-------- DATA FOR THE TASK

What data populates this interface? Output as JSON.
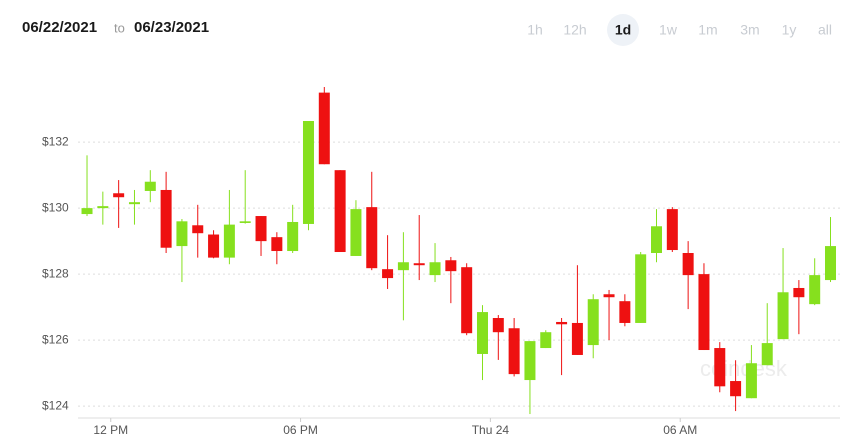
{
  "header": {
    "from": "06/22/2021",
    "separator": "to",
    "to": "06/23/2021"
  },
  "timeframes": [
    "1h",
    "12h",
    "1d",
    "1w",
    "1m",
    "3m",
    "1y",
    "all"
  ],
  "selected_timeframe": 2,
  "watermark": "coindesk",
  "chart_data": {
    "type": "candlestick",
    "up_color": "#86e01e",
    "down_color": "#ee1111",
    "grid": true,
    "open": [
      129.82,
      130.0,
      130.45,
      130.12,
      130.52,
      130.55,
      128.85,
      129.48,
      129.2,
      128.5,
      129.55,
      129.76,
      129.12,
      128.7,
      129.52,
      133.5,
      131.15,
      128.55,
      130.03,
      128.15,
      128.12,
      128.33,
      127.97,
      128.42,
      128.21,
      125.58,
      126.67,
      126.36,
      124.79,
      125.76,
      126.55,
      126.52,
      125.85,
      127.39,
      127.18,
      126.52,
      128.64,
      129.97,
      128.64,
      128.0,
      125.76,
      124.76,
      124.24,
      125.24,
      126.03,
      127.58,
      127.09,
      127.82
    ],
    "high": [
      131.6,
      130.5,
      130.85,
      130.55,
      131.15,
      131.1,
      129.67,
      130.1,
      129.33,
      130.55,
      131.15,
      129.76,
      129.27,
      130.1,
      132.64,
      133.67,
      131.15,
      130.24,
      131.1,
      129.18,
      129.27,
      129.79,
      128.94,
      128.52,
      128.33,
      127.06,
      126.76,
      126.67,
      125.97,
      126.3,
      126.67,
      128.27,
      127.39,
      127.52,
      127.39,
      128.67,
      129.97,
      130.03,
      129.0,
      128.33,
      125.94,
      125.39,
      125.85,
      127.12,
      128.79,
      127.82,
      128.48,
      129.73
    ],
    "low": [
      129.76,
      129.5,
      129.4,
      129.5,
      130.18,
      128.64,
      127.76,
      128.5,
      128.48,
      128.3,
      129.53,
      128.55,
      128.3,
      128.64,
      129.33,
      131.33,
      128.67,
      128.55,
      128.12,
      127.55,
      126.6,
      127.82,
      127.76,
      127.12,
      126.15,
      124.79,
      125.4,
      124.9,
      123.76,
      125.76,
      124.94,
      125.55,
      125.45,
      126.0,
      126.42,
      126.52,
      128.36,
      128.67,
      126.94,
      125.7,
      124.42,
      123.85,
      124.24,
      125.24,
      126.03,
      126.18,
      127.06,
      127.76
    ],
    "close": [
      130.0,
      130.06,
      130.33,
      130.18,
      130.8,
      128.8,
      129.6,
      129.24,
      128.5,
      129.5,
      129.6,
      129.0,
      128.7,
      129.58,
      132.64,
      131.33,
      128.67,
      129.97,
      128.18,
      127.88,
      128.36,
      128.27,
      128.36,
      128.09,
      126.21,
      126.85,
      126.24,
      124.97,
      125.97,
      126.24,
      126.48,
      125.55,
      127.24,
      127.3,
      126.52,
      128.6,
      129.45,
      128.73,
      127.97,
      125.7,
      124.6,
      124.3,
      125.3,
      125.91,
      127.45,
      127.3,
      127.97,
      128.85
    ],
    "xlim": [
      -0.57,
      47.6
    ],
    "xticks": [
      {
        "value": 1.5,
        "label": "12 PM"
      },
      {
        "value": 13.5,
        "label": "06 PM"
      },
      {
        "value": 25.5,
        "label": "Thu 24"
      },
      {
        "value": 37.5,
        "label": "06 AM"
      }
    ],
    "ylim": [
      123.64,
      134.64
    ],
    "yticks": [
      {
        "value": 124,
        "label": "$124"
      },
      {
        "value": 126,
        "label": "$126"
      },
      {
        "value": 128,
        "label": "$128"
      },
      {
        "value": 130,
        "label": "$130"
      },
      {
        "value": 132,
        "label": "$132"
      }
    ]
  }
}
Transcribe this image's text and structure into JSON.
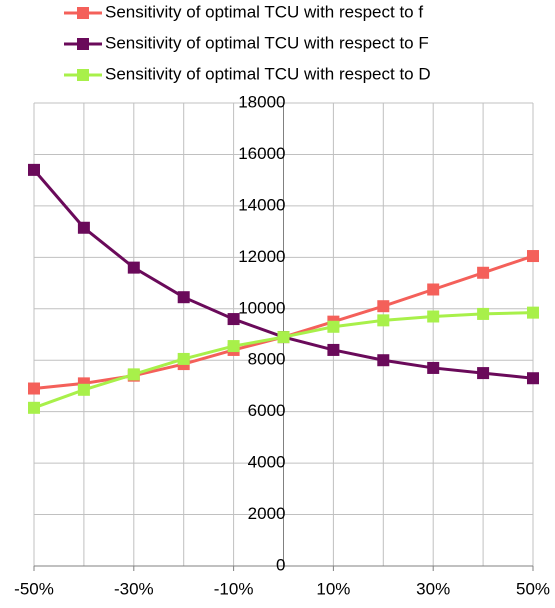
{
  "chart_data": {
    "type": "line",
    "x": [
      -50,
      -40,
      -30,
      -20,
      -10,
      0,
      10,
      20,
      30,
      40,
      50
    ],
    "series": [
      {
        "name": "Sensitivity of optimal TCU with respect to f",
        "color": "#f4605a",
        "values": [
          6900,
          7100,
          7400,
          7850,
          8400,
          8900,
          9500,
          10100,
          10750,
          11400,
          12050
        ]
      },
      {
        "name": "Sensitivity of optimal TCU with respect to F",
        "color": "#6a0a5a",
        "values": [
          15400,
          13150,
          11600,
          10450,
          9600,
          8900,
          8400,
          8000,
          7700,
          7500,
          7300
        ]
      },
      {
        "name": "Sensitivity of optimal TCU with respect to D",
        "color": "#a8f04a",
        "values": [
          6150,
          6850,
          7450,
          8050,
          8550,
          8900,
          9300,
          9550,
          9700,
          9800,
          9850
        ]
      }
    ],
    "xlim": [
      -50,
      50
    ],
    "xticks": [
      {
        "value": -50,
        "label": "-50%"
      },
      {
        "value": -30,
        "label": "-30%"
      },
      {
        "value": -10,
        "label": "-10%"
      },
      {
        "value": 10,
        "label": "10%"
      },
      {
        "value": 30,
        "label": "30%"
      },
      {
        "value": 50,
        "label": "50%"
      }
    ],
    "ylim": [
      0,
      18000
    ],
    "yticks": [
      0,
      2000,
      4000,
      6000,
      8000,
      10000,
      12000,
      14000,
      16000,
      18000
    ],
    "grid": true
  }
}
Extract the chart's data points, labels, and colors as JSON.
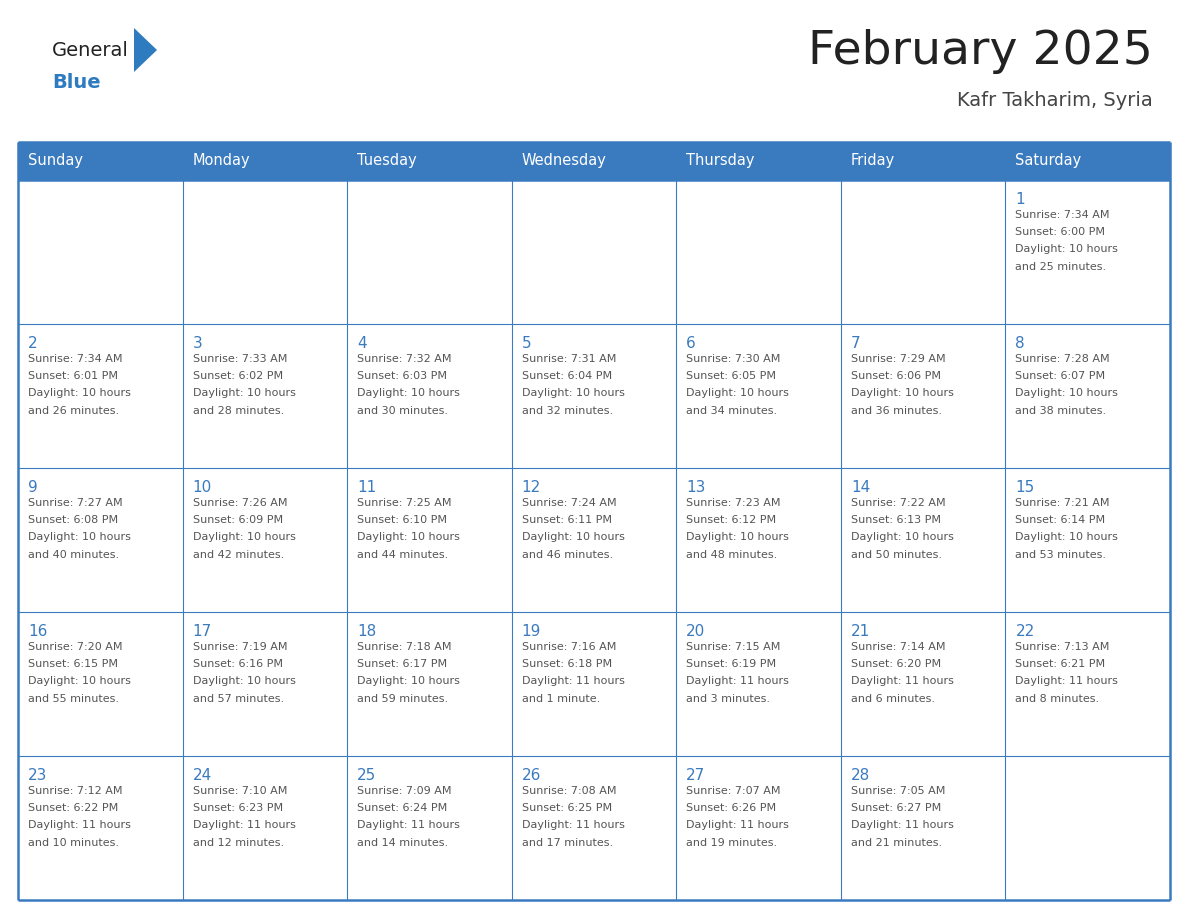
{
  "title": "February 2025",
  "subtitle": "Kafr Takharim, Syria",
  "days_of_week": [
    "Sunday",
    "Monday",
    "Tuesday",
    "Wednesday",
    "Thursday",
    "Friday",
    "Saturday"
  ],
  "header_bg": "#3a7abf",
  "header_text": "#ffffff",
  "cell_bg": "#ffffff",
  "border_color": "#3a7abf",
  "day_number_color": "#3a7abf",
  "text_color": "#555555",
  "logo_general_color": "#222222",
  "logo_blue_color": "#2e7bbf",
  "title_color": "#222222",
  "subtitle_color": "#444444",
  "calendar_data": [
    [
      null,
      null,
      null,
      null,
      null,
      null,
      {
        "day": "1",
        "sunrise": "7:34 AM",
        "sunset": "6:00 PM",
        "daylight": "10 hours",
        "daylight2": "and 25 minutes."
      }
    ],
    [
      {
        "day": "2",
        "sunrise": "7:34 AM",
        "sunset": "6:01 PM",
        "daylight": "10 hours",
        "daylight2": "and 26 minutes."
      },
      {
        "day": "3",
        "sunrise": "7:33 AM",
        "sunset": "6:02 PM",
        "daylight": "10 hours",
        "daylight2": "and 28 minutes."
      },
      {
        "day": "4",
        "sunrise": "7:32 AM",
        "sunset": "6:03 PM",
        "daylight": "10 hours",
        "daylight2": "and 30 minutes."
      },
      {
        "day": "5",
        "sunrise": "7:31 AM",
        "sunset": "6:04 PM",
        "daylight": "10 hours",
        "daylight2": "and 32 minutes."
      },
      {
        "day": "6",
        "sunrise": "7:30 AM",
        "sunset": "6:05 PM",
        "daylight": "10 hours",
        "daylight2": "and 34 minutes."
      },
      {
        "day": "7",
        "sunrise": "7:29 AM",
        "sunset": "6:06 PM",
        "daylight": "10 hours",
        "daylight2": "and 36 minutes."
      },
      {
        "day": "8",
        "sunrise": "7:28 AM",
        "sunset": "6:07 PM",
        "daylight": "10 hours",
        "daylight2": "and 38 minutes."
      }
    ],
    [
      {
        "day": "9",
        "sunrise": "7:27 AM",
        "sunset": "6:08 PM",
        "daylight": "10 hours",
        "daylight2": "and 40 minutes."
      },
      {
        "day": "10",
        "sunrise": "7:26 AM",
        "sunset": "6:09 PM",
        "daylight": "10 hours",
        "daylight2": "and 42 minutes."
      },
      {
        "day": "11",
        "sunrise": "7:25 AM",
        "sunset": "6:10 PM",
        "daylight": "10 hours",
        "daylight2": "and 44 minutes."
      },
      {
        "day": "12",
        "sunrise": "7:24 AM",
        "sunset": "6:11 PM",
        "daylight": "10 hours",
        "daylight2": "and 46 minutes."
      },
      {
        "day": "13",
        "sunrise": "7:23 AM",
        "sunset": "6:12 PM",
        "daylight": "10 hours",
        "daylight2": "and 48 minutes."
      },
      {
        "day": "14",
        "sunrise": "7:22 AM",
        "sunset": "6:13 PM",
        "daylight": "10 hours",
        "daylight2": "and 50 minutes."
      },
      {
        "day": "15",
        "sunrise": "7:21 AM",
        "sunset": "6:14 PM",
        "daylight": "10 hours",
        "daylight2": "and 53 minutes."
      }
    ],
    [
      {
        "day": "16",
        "sunrise": "7:20 AM",
        "sunset": "6:15 PM",
        "daylight": "10 hours",
        "daylight2": "and 55 minutes."
      },
      {
        "day": "17",
        "sunrise": "7:19 AM",
        "sunset": "6:16 PM",
        "daylight": "10 hours",
        "daylight2": "and 57 minutes."
      },
      {
        "day": "18",
        "sunrise": "7:18 AM",
        "sunset": "6:17 PM",
        "daylight": "10 hours",
        "daylight2": "and 59 minutes."
      },
      {
        "day": "19",
        "sunrise": "7:16 AM",
        "sunset": "6:18 PM",
        "daylight": "11 hours",
        "daylight2": "and 1 minute."
      },
      {
        "day": "20",
        "sunrise": "7:15 AM",
        "sunset": "6:19 PM",
        "daylight": "11 hours",
        "daylight2": "and 3 minutes."
      },
      {
        "day": "21",
        "sunrise": "7:14 AM",
        "sunset": "6:20 PM",
        "daylight": "11 hours",
        "daylight2": "and 6 minutes."
      },
      {
        "day": "22",
        "sunrise": "7:13 AM",
        "sunset": "6:21 PM",
        "daylight": "11 hours",
        "daylight2": "and 8 minutes."
      }
    ],
    [
      {
        "day": "23",
        "sunrise": "7:12 AM",
        "sunset": "6:22 PM",
        "daylight": "11 hours",
        "daylight2": "and 10 minutes."
      },
      {
        "day": "24",
        "sunrise": "7:10 AM",
        "sunset": "6:23 PM",
        "daylight": "11 hours",
        "daylight2": "and 12 minutes."
      },
      {
        "day": "25",
        "sunrise": "7:09 AM",
        "sunset": "6:24 PM",
        "daylight": "11 hours",
        "daylight2": "and 14 minutes."
      },
      {
        "day": "26",
        "sunrise": "7:08 AM",
        "sunset": "6:25 PM",
        "daylight": "11 hours",
        "daylight2": "and 17 minutes."
      },
      {
        "day": "27",
        "sunrise": "7:07 AM",
        "sunset": "6:26 PM",
        "daylight": "11 hours",
        "daylight2": "and 19 minutes."
      },
      {
        "day": "28",
        "sunrise": "7:05 AM",
        "sunset": "6:27 PM",
        "daylight": "11 hours",
        "daylight2": "and 21 minutes."
      },
      null
    ]
  ]
}
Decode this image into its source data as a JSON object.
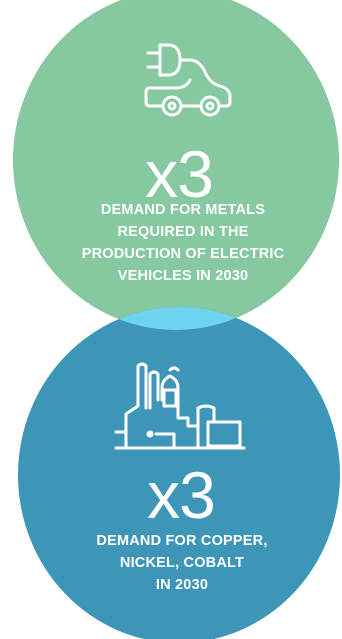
{
  "colors": {
    "top_circle": "#86c8a0",
    "bottom_circle": "#3d96b8",
    "overlap": "#6dd3ee",
    "text": "#ffffff"
  },
  "top_stat": {
    "icon": "electric-car-plug-icon",
    "multiplier": "x3",
    "lines": [
      "DEMAND FOR METALS",
      "REQUIRED IN THE",
      "PRODUCTION OF ELECTRIC",
      "VEHICLES IN 2030"
    ]
  },
  "bottom_stat": {
    "icon": "factory-icon",
    "multiplier": "x3",
    "lines": [
      "DEMAND FOR COPPER,",
      "NICKEL, COBALT",
      "IN 2030"
    ]
  }
}
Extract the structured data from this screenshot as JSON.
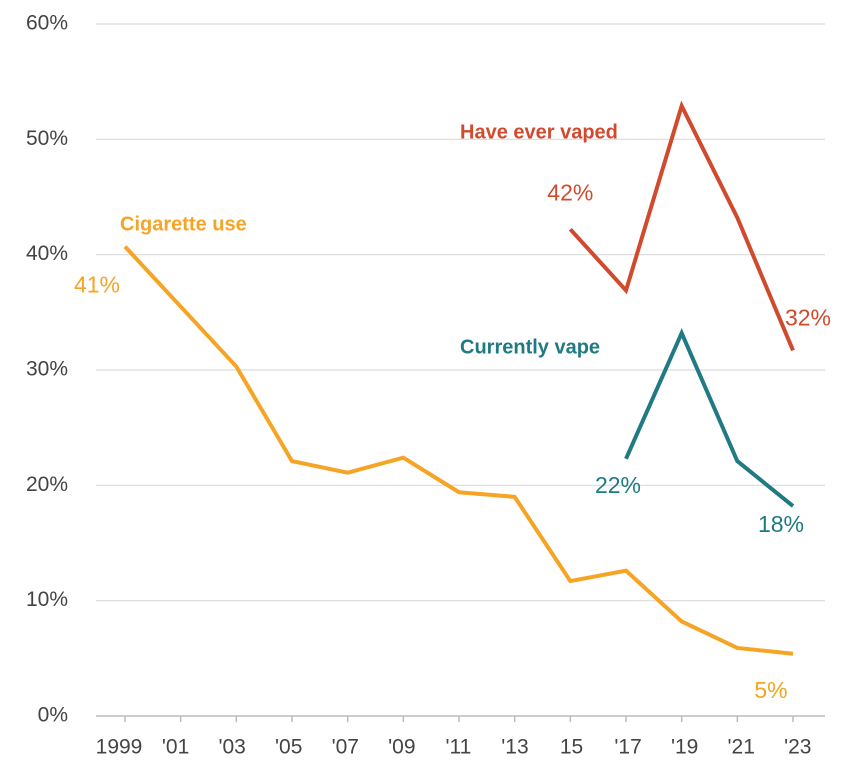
{
  "chart_data": {
    "type": "line",
    "x": [
      1999,
      2001,
      2003,
      2005,
      2007,
      2009,
      2011,
      2013,
      2015,
      2017,
      2019,
      2021,
      2023
    ],
    "xlim": [
      1999,
      2023
    ],
    "xticks": [
      {
        "value": 1999,
        "label": "1999"
      },
      {
        "value": 2001,
        "label": "'01"
      },
      {
        "value": 2003,
        "label": "'03"
      },
      {
        "value": 2005,
        "label": "'05"
      },
      {
        "value": 2007,
        "label": "'07"
      },
      {
        "value": 2009,
        "label": "'09"
      },
      {
        "value": 2011,
        "label": "'11"
      },
      {
        "value": 2013,
        "label": "'13"
      },
      {
        "value": 2015,
        "label": "15"
      },
      {
        "value": 2017,
        "label": "'17"
      },
      {
        "value": 2019,
        "label": "'19"
      },
      {
        "value": 2021,
        "label": "'21"
      },
      {
        "value": 2023,
        "label": "'23"
      }
    ],
    "ylim": [
      0,
      60
    ],
    "yticks": [
      {
        "value": 0,
        "label": "0%"
      },
      {
        "value": 10,
        "label": "10%"
      },
      {
        "value": 20,
        "label": "20%"
      },
      {
        "value": 30,
        "label": "30%"
      },
      {
        "value": 40,
        "label": "40%"
      },
      {
        "value": 50,
        "label": "50%"
      },
      {
        "value": 60,
        "label": "60%"
      }
    ],
    "grid": true,
    "series": [
      {
        "name": "Cigarette use",
        "color": "#f5a425",
        "values": [
          40.7,
          35.5,
          30.3,
          22.1,
          21.1,
          22.4,
          19.4,
          19.0,
          11.7,
          12.6,
          8.2,
          5.9,
          5.4
        ],
        "value_labels": [
          "41%",
          null,
          null,
          null,
          null,
          null,
          null,
          null,
          null,
          null,
          null,
          null,
          "5%"
        ]
      },
      {
        "name": "Have ever vaped",
        "color": "#d04a2e",
        "values": [
          null,
          null,
          null,
          null,
          null,
          null,
          null,
          null,
          42.2,
          36.9,
          52.9,
          43.2,
          31.7
        ],
        "value_labels": [
          null,
          null,
          null,
          null,
          null,
          null,
          null,
          null,
          "42%",
          null,
          null,
          null,
          "32%"
        ]
      },
      {
        "name": "Currently vape",
        "color": "#1f7a83",
        "values": [
          null,
          null,
          null,
          null,
          null,
          null,
          null,
          null,
          null,
          22.3,
          33.2,
          22.1,
          18.2
        ],
        "value_labels": [
          null,
          null,
          null,
          null,
          null,
          null,
          null,
          null,
          null,
          "22%",
          null,
          null,
          "18%"
        ]
      }
    ]
  }
}
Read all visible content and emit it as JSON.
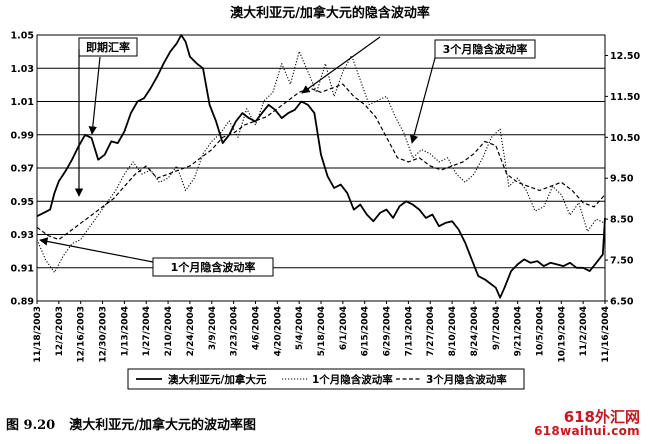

----------------

# INSTRUCTIONS TO FOLLOW:
Gather up the lines containing the word "respect" from these records and copy them.

# TASK ANSWER:
        "name": "Sensitivity of optimal TCU with respect to f",
        "name": "Sensitivity of optimal TCU with respect to F",
        "name": "Sensitivity of optimal TCU with respect to D",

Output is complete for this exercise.